▸ Direction:
Quote the listing below in its entirety, omitting every image.

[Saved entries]
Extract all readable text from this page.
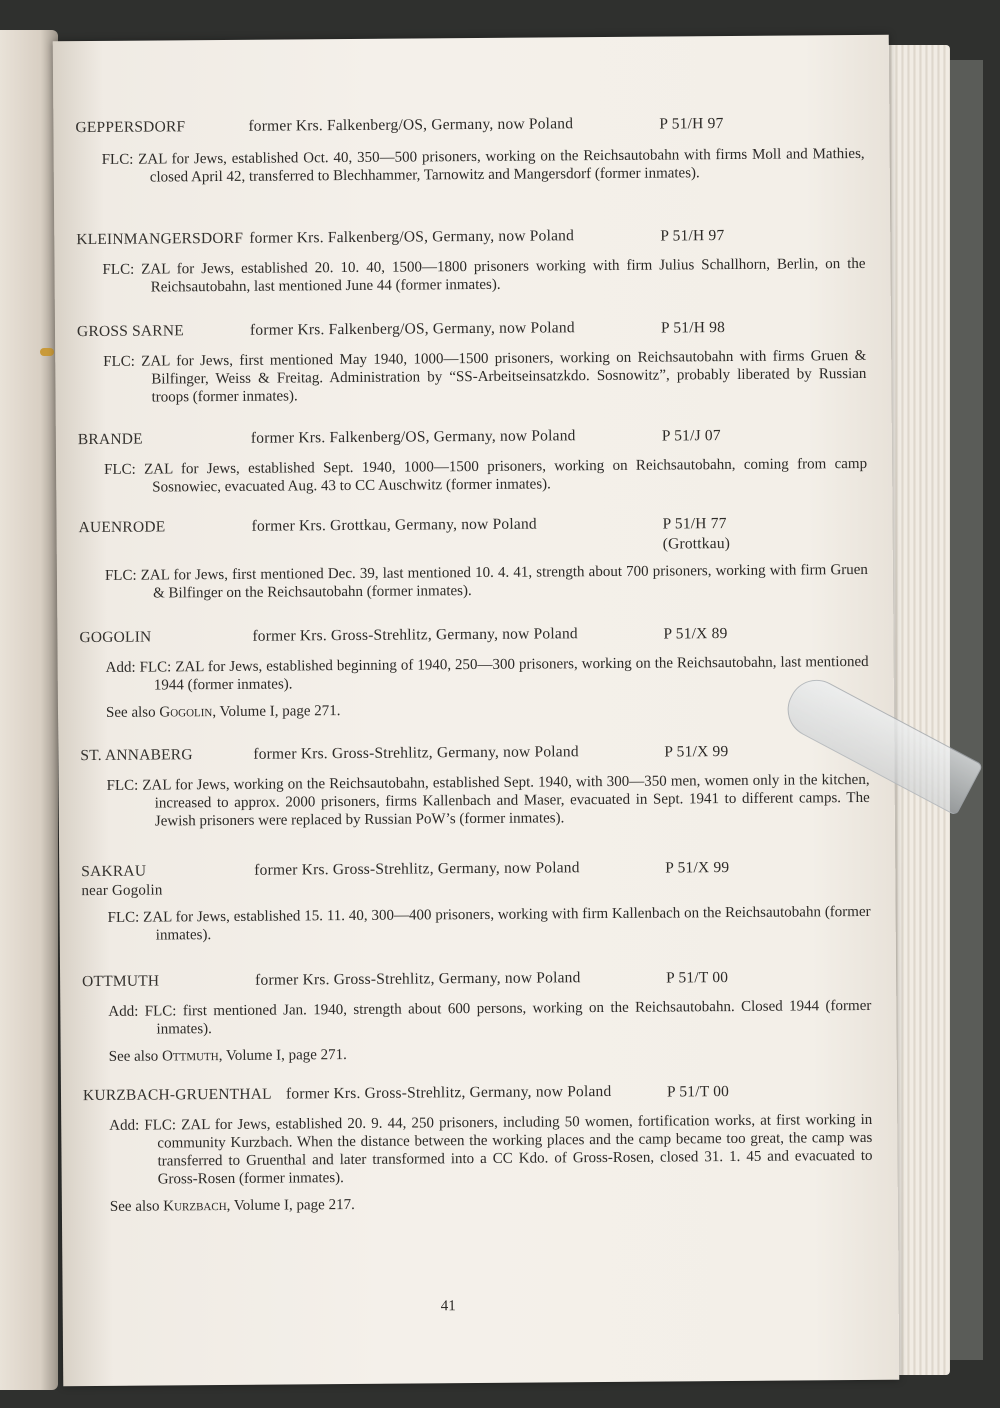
GEPPERSDORF	former Krs. Falkenberg/OS, Germany, now Poland	P 51/H 97
FLC: ZAL for Jews, established Oct. 40, 350—500 prisoners, working on the Reichsautobahn with firms Moll and Mathies, closed April 42, transferred to Blechhammer, Tarnowitz and Mangersdorf (former inmates).
KLEINMANGERSDORF former Krs. Falkenberg/OS, Germany, now Poland	P 51/H 97
FLC: ZAL for Jews, established 20. 10. 40, 1500—1800 prisoners working with firm Julius Schallhorn, Berlin, on the Reichsautobahn, last mentioned June 44 (former inmates).
GROSS SARNE	former Krs. Falkenberg/OS, Germany, now Poland	P 51/H 98
FLC: ZAL for Jews, first mentioned May 1940, 1000—1500 prisoners, working on Reichsautobahn with firms Gruen & Bilfinger, Weiss & Freitag. Administration by “SS-Arbeitseinsatzkdo. Sosnowitz”, probably liberated by Russian troops (former inmates).
BRANDE	former Krs. Falkenberg/OS, Germany, now Poland	P 51/J 07
FLC: ZAL for Jews, established Sept. 1940, 1000—1500 prisoners, working on Reichsautobahn, coming from camp Sosnowiec, evacuated Aug. 43 to CC Auschwitz (former inmates).
AUENRODE	former Krs. Grottkau, Germany, now Poland	P 51/H 77
(Grottkau)
FLC: ZAL for Jews, first mentioned Dec. 39, last mentioned 10. 4. 41, strength about 700 prisoners, working with firm Gruen & Bilfinger on the Reichsautobahn (former inmates).
GOGOLIN	former Krs. Gross-Strehlitz, Germany, now Poland	P 51/X 89
Add: FLC: ZAL for Jews, established beginning of 1940, 250—300 prisoners, working on the Reichsautobahn, last mentioned 1944 (former inmates).
See also Gogolin, Volume I, page 271.
ST. ANNABERG	former Krs. Gross-Strehlitz, Germany, now Poland	P 51/X 99
FLC: ZAL for Jews, working on the Reichsautobahn, established Sept. 1940, with 300—350 men, women only in the kitchen, increased to approx. 2000 prisoners, firms Kallenbach and Maser, evacuated in Sept. 1941 to different camps. The Jewish prisoners were replaced by Russian PoW’s (former inmates).
SAKRAU
near Gogolin
former Krs. Gross-Strehlitz, Germany, now Poland	P 51/X 99
FLC: ZAL for Jews, established 15. 11. 40, 300—400 prisoners, working with firm Kallenbach on the Reichsautobahn (former inmates).
OTTMUTH	former Krs. Gross-Strehlitz, Germany, now Poland	P 51/T 00
Add: FLC: first mentioned Jan. 1940, strength about 600 persons, working on the Reichsautobahn. Closed 1944 (former inmates).
See also Ottmuth, Volume I, page 271.
KURZBACH-GRUENTHAL former Krs. Gross-Strehlitz, Germany, now Poland	P 51/T 00
Add: FLC: ZAL for Jews, established 20. 9. 44, 250 prisoners, including 50 women, fortification works, at first working in community Kurzbach. When the distance between the working places and the camp became too great, the camp was transferred to Gruenthal and later transformed into a CC Kdo. of Gross-Rosen, closed 31. 1. 45 and evacuated to Gross-Rosen (former inmates).
See also Kurzbach, Volume I, page 217.
41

▸ The completed task:
Extract all readable text from this page.
GEPPERSDORF	former Krs. Falkenberg/OS, Germany, now Poland	P 51/H 97
FLC: ZAL for Jews, established Oct. 40, 350—500 prisoners, working on the Reichsautobahn with firms Moll and Mathies, closed April 42, transferred to Blechhammer, Tarnowitz and Mangersdorf (former inmates).
KLEINMANGERSDORF former Krs. Falkenberg/OS, Germany, now Poland	P 51/H 97
FLC: ZAL for Jews, established 20. 10. 40, 1500—1800 prisoners working with firm Julius Schallhorn, Berlin, on the Reichsautobahn, last mentioned June 44 (former inmates).
GROSS SARNE	former Krs. Falkenberg/OS, Germany, now Poland	P 51/H 98
FLC: ZAL for Jews, first mentioned May 1940, 1000—1500 prisoners, working on Reichsautobahn with firms Gruen & Bilfinger, Weiss & Freitag. Administration by “SS-Arbeitseinsatzkdo. Sosnowitz”, probably liberated by Russian troops (former inmates).
BRANDE	former Krs. Falkenberg/OS, Germany, now Poland	P 51/J 07
FLC: ZAL for Jews, established Sept. 1940, 1000—1500 prisoners, working on Reichsautobahn, coming from camp Sosnowiec, evacuated Aug. 43 to CC Auschwitz (former inmates).
AUENRODE	former Krs. Grottkau, Germany, now Poland	P 51/H 77
(Grottkau)
FLC: ZAL for Jews, first mentioned Dec. 39, last mentioned 10. 4. 41, strength about 700 prisoners, working with firm Gruen & Bilfinger on the Reichsautobahn (former inmates).
GOGOLIN	former Krs. Gross-Strehlitz, Germany, now Poland	P 51/X 89
Add: FLC: ZAL for Jews, established beginning of 1940, 250—300 prisoners, working on the Reichsautobahn, last mentioned 1944 (former inmates).
See also Gogolin, Volume I, page 271.
ST. ANNABERG	former Krs. Gross-Strehlitz, Germany, now Poland	P 51/X 99
FLC: ZAL for Jews, working on the Reichsautobahn, established Sept. 1940, with 300—350 men, women only in the kitchen, increased to approx. 2000 prisoners, firms Kallenbach and Maser, evacuated in Sept. 1941 to different camps. The Jewish prisoners were replaced by Russian PoW’s (former inmates).
SAKRAU
near Gogolin
former Krs. Gross-Strehlitz, Germany, now Poland	P 51/X 99
FLC: ZAL for Jews, established 15. 11. 40, 300—400 prisoners, working with firm Kallenbach on the Reichsautobahn (former inmates).
OTTMUTH	former Krs. Gross-Strehlitz, Germany, now Poland	P 51/T 00
Add: FLC: first mentioned Jan. 1940, strength about 600 persons, working on the Reichsautobahn. Closed 1944 (former inmates).
See also Ottmuth, Volume I, page 271.
KURZBACH-GRUENTHAL former Krs. Gross-Strehlitz, Germany, now Poland	P 51/T 00
Add: FLC: ZAL for Jews, established 20. 9. 44, 250 prisoners, including 50 women, fortification works, at first working in community Kurzbach. When the distance between the working places and the camp became too great, the camp was transferred to Gruenthal and later transformed into a CC Kdo. of Gross-Rosen, closed 31. 1. 45 and evacuated to Gross-Rosen (former inmates).
See also Kurzbach, Volume I, page 217.
41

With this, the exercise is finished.